- _GIVEN EXERCISE_: Images do not belong in the copy. Retype all the entries below exactly.

- _SOURCE RECORDS_:
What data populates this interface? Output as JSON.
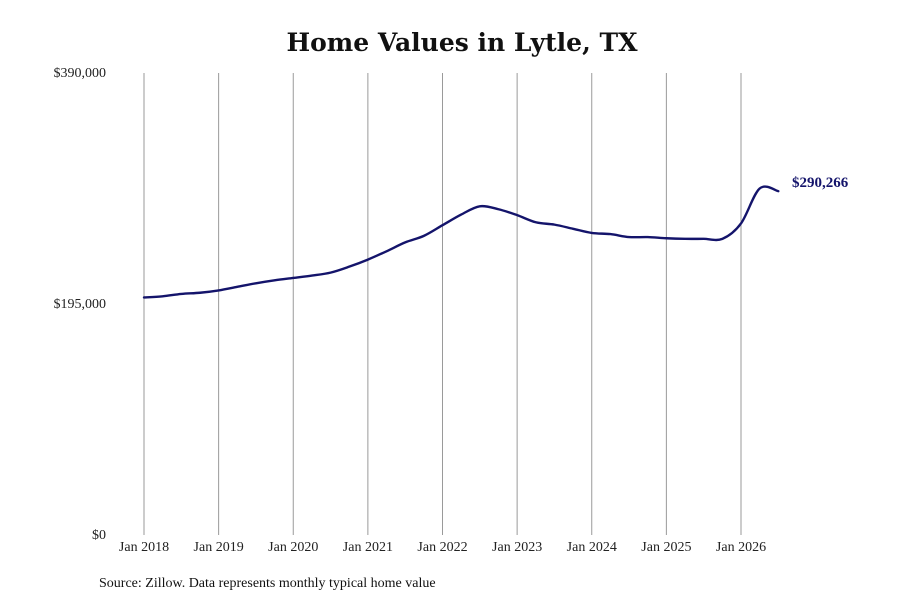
{
  "chart_data": {
    "type": "line",
    "title": "Home Values in Lytle, TX",
    "xlabel": "",
    "ylabel": "",
    "ylim": [
      0,
      390000
    ],
    "y_ticks": [
      {
        "value": 0,
        "label": "$0"
      },
      {
        "value": 195000,
        "label": "$195,000"
      },
      {
        "value": 390000,
        "label": "$390,000"
      }
    ],
    "x_ticks": [
      {
        "value": "2018-01",
        "label": "Jan 2018"
      },
      {
        "value": "2019-01",
        "label": "Jan 2019"
      },
      {
        "value": "2020-01",
        "label": "Jan 2020"
      },
      {
        "value": "2021-01",
        "label": "Jan 2021"
      },
      {
        "value": "2022-01",
        "label": "Jan 2022"
      },
      {
        "value": "2023-01",
        "label": "Jan 2023"
      },
      {
        "value": "2024-01",
        "label": "Jan 2024"
      },
      {
        "value": "2025-01",
        "label": "Jan 2025"
      },
      {
        "value": "2026-01",
        "label": "Jan 2026"
      }
    ],
    "vertical_grid": true,
    "line_color": "#14146b",
    "series": [
      {
        "x": [
          "2018-01",
          "2018-04",
          "2018-07",
          "2018-10",
          "2019-01",
          "2019-04",
          "2019-07",
          "2019-10",
          "2020-01",
          "2020-04",
          "2020-07",
          "2020-10",
          "2021-01",
          "2021-04",
          "2021-07",
          "2021-10",
          "2022-01",
          "2022-04",
          "2022-07",
          "2022-10",
          "2023-01",
          "2023-04",
          "2023-07",
          "2023-10",
          "2024-01",
          "2024-04",
          "2024-07",
          "2024-10",
          "2025-01",
          "2025-04",
          "2025-07",
          "2025-10",
          "2026-01",
          "2026-04",
          "2026-07"
        ],
        "values": [
          200500,
          201500,
          203500,
          204500,
          206500,
          209500,
          212500,
          215000,
          217000,
          219000,
          221500,
          226500,
          232500,
          239500,
          247000,
          252500,
          261500,
          270500,
          277500,
          275000,
          270000,
          264000,
          262000,
          258500,
          255000,
          254000,
          251500,
          251500,
          250500,
          250000,
          250000,
          250000,
          263000,
          292500,
          290266
        ]
      }
    ],
    "end_label": "$290,266",
    "source": "Source: Zillow. Data represents monthly typical home value"
  }
}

- _THE REPLY_:
What data populates this interface? Output as JSON.
{
  "chart_data": {
    "type": "line",
    "title": "Home Values in Lytle, TX",
    "xlabel": "",
    "ylabel": "",
    "ylim": [
      0,
      390000
    ],
    "y_ticks": [
      {
        "value": 0,
        "label": "$0"
      },
      {
        "value": 195000,
        "label": "$195,000"
      },
      {
        "value": 390000,
        "label": "$390,000"
      }
    ],
    "x_ticks": [
      {
        "value": "2018-01",
        "label": "Jan 2018"
      },
      {
        "value": "2019-01",
        "label": "Jan 2019"
      },
      {
        "value": "2020-01",
        "label": "Jan 2020"
      },
      {
        "value": "2021-01",
        "label": "Jan 2021"
      },
      {
        "value": "2022-01",
        "label": "Jan 2022"
      },
      {
        "value": "2023-01",
        "label": "Jan 2023"
      },
      {
        "value": "2024-01",
        "label": "Jan 2024"
      },
      {
        "value": "2025-01",
        "label": "Jan 2025"
      },
      {
        "value": "2026-01",
        "label": "Jan 2026"
      }
    ],
    "vertical_grid": true,
    "line_color": "#14146b",
    "series": [
      {
        "x": [
          "2018-01",
          "2018-04",
          "2018-07",
          "2018-10",
          "2019-01",
          "2019-04",
          "2019-07",
          "2019-10",
          "2020-01",
          "2020-04",
          "2020-07",
          "2020-10",
          "2021-01",
          "2021-04",
          "2021-07",
          "2021-10",
          "2022-01",
          "2022-04",
          "2022-07",
          "2022-10",
          "2023-01",
          "2023-04",
          "2023-07",
          "2023-10",
          "2024-01",
          "2024-04",
          "2024-07",
          "2024-10",
          "2025-01",
          "2025-04",
          "2025-07",
          "2025-10",
          "2026-01",
          "2026-04",
          "2026-07"
        ],
        "values": [
          200500,
          201500,
          203500,
          204500,
          206500,
          209500,
          212500,
          215000,
          217000,
          219000,
          221500,
          226500,
          232500,
          239500,
          247000,
          252500,
          261500,
          270500,
          277500,
          275000,
          270000,
          264000,
          262000,
          258500,
          255000,
          254000,
          251500,
          251500,
          250500,
          250000,
          250000,
          250000,
          263000,
          292500,
          290266
        ]
      }
    ],
    "end_label": "$290,266",
    "source": "Source: Zillow. Data represents monthly typical home value"
  }
}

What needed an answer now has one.